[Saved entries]
*****
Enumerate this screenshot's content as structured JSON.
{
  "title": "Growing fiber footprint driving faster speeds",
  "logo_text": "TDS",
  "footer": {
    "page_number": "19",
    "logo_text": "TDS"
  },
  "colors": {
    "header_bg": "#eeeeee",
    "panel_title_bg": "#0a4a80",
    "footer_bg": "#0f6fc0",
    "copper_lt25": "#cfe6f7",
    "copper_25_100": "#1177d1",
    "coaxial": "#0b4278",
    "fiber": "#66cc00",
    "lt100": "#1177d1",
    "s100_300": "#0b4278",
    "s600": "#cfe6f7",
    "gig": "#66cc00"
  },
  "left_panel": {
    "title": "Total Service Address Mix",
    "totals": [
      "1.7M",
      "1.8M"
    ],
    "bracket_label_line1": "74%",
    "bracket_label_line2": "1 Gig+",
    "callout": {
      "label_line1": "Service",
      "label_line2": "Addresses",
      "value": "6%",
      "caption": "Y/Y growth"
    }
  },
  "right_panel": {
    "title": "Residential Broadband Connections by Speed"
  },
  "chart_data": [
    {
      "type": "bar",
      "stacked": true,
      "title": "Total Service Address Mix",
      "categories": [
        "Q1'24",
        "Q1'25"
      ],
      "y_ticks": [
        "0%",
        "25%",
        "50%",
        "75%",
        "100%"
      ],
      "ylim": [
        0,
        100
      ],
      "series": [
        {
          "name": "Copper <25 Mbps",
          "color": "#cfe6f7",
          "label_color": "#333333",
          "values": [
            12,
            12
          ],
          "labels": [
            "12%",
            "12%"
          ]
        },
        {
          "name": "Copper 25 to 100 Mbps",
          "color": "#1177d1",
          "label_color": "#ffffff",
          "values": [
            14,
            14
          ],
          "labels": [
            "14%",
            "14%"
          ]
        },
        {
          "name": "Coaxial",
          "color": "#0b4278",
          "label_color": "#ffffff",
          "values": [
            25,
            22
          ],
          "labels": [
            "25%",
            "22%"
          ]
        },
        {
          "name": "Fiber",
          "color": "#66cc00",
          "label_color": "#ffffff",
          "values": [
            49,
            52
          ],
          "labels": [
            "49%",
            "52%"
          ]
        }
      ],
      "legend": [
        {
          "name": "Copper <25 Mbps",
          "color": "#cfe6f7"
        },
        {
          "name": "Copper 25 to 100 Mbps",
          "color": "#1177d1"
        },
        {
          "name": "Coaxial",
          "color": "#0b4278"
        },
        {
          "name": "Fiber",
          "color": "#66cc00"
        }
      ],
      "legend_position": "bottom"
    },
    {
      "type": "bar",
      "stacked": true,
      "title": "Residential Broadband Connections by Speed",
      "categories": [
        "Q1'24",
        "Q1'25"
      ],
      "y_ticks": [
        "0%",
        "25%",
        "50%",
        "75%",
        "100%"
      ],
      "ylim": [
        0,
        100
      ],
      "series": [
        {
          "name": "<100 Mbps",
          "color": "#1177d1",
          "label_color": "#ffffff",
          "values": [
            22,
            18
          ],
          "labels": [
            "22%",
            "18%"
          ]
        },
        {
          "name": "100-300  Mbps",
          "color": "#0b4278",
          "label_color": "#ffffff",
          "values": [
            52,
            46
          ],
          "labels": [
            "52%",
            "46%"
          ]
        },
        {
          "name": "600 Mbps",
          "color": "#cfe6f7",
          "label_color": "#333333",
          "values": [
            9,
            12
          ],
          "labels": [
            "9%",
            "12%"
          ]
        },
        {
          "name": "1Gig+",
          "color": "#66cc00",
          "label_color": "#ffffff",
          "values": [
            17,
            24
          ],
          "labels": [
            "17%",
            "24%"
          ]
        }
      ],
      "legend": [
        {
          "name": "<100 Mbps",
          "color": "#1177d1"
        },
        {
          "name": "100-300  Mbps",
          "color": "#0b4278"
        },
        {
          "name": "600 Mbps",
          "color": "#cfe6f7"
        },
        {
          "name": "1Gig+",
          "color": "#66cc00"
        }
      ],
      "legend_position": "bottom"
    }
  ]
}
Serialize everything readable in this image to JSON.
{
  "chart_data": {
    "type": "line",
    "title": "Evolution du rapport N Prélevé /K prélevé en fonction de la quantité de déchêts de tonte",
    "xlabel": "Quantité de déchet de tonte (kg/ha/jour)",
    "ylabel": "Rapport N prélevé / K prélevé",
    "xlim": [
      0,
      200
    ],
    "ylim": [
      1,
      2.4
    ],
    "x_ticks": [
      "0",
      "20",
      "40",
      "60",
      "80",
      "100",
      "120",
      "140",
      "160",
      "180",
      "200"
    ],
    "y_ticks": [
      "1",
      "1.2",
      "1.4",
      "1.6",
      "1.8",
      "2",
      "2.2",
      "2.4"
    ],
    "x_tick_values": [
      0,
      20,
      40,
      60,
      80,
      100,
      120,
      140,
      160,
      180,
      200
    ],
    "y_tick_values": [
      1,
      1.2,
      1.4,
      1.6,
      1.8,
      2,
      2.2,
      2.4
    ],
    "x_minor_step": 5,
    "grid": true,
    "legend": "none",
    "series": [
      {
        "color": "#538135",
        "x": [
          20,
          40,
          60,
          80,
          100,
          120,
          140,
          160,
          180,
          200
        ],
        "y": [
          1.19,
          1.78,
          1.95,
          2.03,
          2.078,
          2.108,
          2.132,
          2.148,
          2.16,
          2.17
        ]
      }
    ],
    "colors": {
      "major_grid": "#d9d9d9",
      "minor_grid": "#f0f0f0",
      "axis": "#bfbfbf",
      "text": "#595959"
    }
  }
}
*****
> _What you have to do_: Go through the records and show every line with the string "prélevé" in it.

> _Written solution_:
    "title": "Evolution du rapport N Prélevé /K prélevé en fonction de la quantité de déchêts de tonte",
    "ylabel": "Rapport N prélevé / K prélevé",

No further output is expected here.